[Dataset rows about figures]

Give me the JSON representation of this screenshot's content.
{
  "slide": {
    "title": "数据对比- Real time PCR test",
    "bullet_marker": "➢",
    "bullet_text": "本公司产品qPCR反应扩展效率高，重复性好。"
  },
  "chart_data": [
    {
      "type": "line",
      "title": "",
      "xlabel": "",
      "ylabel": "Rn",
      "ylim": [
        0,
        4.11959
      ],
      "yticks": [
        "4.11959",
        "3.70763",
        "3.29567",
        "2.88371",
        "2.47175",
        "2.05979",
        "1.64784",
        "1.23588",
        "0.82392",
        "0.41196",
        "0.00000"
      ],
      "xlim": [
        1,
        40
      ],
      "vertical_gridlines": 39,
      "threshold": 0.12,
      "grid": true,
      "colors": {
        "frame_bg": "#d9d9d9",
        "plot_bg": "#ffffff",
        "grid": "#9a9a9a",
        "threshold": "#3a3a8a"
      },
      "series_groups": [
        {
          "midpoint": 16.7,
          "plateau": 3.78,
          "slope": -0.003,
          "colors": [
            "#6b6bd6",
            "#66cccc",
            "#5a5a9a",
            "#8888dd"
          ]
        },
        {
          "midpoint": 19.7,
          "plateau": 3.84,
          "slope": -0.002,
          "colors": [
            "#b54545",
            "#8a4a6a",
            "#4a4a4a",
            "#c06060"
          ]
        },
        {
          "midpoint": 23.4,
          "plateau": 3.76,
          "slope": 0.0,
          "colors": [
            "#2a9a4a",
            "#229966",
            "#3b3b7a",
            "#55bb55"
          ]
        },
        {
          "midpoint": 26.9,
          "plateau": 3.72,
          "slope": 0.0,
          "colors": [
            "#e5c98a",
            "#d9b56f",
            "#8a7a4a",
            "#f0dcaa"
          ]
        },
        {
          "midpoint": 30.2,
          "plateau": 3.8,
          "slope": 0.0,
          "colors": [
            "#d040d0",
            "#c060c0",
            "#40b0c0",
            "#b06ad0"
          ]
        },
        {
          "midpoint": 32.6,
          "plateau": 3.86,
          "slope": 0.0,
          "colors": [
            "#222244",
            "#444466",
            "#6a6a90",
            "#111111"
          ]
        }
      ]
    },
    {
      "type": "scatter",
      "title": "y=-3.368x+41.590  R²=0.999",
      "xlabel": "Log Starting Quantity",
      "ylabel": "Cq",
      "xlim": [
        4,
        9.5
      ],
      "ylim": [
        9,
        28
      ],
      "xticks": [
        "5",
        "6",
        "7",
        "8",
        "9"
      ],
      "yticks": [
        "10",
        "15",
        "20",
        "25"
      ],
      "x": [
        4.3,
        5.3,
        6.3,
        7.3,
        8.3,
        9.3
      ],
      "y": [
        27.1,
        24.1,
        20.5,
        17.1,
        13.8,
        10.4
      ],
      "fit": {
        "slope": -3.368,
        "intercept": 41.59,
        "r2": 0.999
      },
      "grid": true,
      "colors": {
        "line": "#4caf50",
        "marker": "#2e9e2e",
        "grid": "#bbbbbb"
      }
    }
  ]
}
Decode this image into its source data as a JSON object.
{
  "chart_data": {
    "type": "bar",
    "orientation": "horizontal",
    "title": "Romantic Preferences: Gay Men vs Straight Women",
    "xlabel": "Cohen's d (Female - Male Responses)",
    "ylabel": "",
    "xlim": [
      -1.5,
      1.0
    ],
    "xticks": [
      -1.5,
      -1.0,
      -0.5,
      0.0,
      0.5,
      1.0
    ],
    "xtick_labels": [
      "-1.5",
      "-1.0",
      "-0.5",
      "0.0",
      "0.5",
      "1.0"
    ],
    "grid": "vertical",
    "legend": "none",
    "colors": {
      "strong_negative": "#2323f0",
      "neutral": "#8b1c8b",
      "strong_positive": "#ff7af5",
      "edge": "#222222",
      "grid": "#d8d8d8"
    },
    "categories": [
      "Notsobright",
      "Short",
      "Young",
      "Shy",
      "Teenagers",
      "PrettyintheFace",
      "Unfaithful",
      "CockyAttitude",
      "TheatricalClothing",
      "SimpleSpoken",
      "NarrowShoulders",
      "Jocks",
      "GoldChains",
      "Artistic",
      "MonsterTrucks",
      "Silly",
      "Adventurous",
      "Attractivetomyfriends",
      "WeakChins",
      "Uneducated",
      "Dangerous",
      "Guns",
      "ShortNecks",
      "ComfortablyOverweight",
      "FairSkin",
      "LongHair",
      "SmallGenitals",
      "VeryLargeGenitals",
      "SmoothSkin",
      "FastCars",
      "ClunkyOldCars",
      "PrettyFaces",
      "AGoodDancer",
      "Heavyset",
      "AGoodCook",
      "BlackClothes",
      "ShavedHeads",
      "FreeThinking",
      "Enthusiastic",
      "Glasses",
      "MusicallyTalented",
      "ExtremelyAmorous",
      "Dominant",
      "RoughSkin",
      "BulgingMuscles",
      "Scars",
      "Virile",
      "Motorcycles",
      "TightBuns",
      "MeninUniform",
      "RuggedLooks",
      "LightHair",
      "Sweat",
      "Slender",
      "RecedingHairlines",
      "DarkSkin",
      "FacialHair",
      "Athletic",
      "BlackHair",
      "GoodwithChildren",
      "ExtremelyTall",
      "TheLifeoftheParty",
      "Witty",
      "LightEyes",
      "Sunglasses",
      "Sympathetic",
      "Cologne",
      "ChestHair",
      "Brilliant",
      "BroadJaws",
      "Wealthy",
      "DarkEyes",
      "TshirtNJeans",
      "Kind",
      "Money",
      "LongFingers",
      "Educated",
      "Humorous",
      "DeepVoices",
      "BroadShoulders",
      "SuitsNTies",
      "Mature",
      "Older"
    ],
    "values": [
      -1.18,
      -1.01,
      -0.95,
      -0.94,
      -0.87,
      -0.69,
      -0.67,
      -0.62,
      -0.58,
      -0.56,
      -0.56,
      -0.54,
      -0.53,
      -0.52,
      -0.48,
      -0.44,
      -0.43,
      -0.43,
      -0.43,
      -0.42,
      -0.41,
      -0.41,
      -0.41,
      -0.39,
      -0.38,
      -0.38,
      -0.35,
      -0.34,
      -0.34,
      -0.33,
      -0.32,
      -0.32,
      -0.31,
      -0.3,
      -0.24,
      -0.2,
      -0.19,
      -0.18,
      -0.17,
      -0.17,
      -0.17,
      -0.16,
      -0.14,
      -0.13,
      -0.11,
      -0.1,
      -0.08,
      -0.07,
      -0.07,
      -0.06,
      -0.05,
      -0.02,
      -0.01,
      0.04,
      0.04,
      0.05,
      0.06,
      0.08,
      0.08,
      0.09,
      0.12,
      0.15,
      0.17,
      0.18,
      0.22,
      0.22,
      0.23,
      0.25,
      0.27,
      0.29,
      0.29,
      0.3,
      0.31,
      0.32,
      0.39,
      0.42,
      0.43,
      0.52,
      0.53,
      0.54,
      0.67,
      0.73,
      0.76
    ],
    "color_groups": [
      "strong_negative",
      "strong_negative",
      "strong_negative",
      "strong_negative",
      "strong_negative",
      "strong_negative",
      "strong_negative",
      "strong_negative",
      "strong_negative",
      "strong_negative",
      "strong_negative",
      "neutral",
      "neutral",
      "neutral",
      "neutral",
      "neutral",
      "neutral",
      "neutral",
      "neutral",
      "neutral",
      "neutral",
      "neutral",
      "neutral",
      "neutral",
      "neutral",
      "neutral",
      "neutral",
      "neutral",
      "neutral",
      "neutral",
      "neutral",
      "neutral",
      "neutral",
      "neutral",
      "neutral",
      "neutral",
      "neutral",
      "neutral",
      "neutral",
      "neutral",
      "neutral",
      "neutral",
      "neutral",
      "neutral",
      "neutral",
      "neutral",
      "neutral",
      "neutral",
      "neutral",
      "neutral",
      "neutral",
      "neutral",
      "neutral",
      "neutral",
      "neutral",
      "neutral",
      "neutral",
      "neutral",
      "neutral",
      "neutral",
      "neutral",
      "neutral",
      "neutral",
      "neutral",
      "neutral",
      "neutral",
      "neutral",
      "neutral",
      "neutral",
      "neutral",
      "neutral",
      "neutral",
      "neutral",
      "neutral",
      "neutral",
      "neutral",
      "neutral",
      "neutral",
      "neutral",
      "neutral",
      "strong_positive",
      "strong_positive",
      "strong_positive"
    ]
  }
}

◆ REQUIREMENT ◆
From the records above, pull out every line containing the word "xlabel".

◆ ANSWER FOR THE TASK ◆
      "xlabel": "",
      "xlabel": "Log Starting Quantity",
    "xlabel": "Cohen's d (Female - Male Responses)",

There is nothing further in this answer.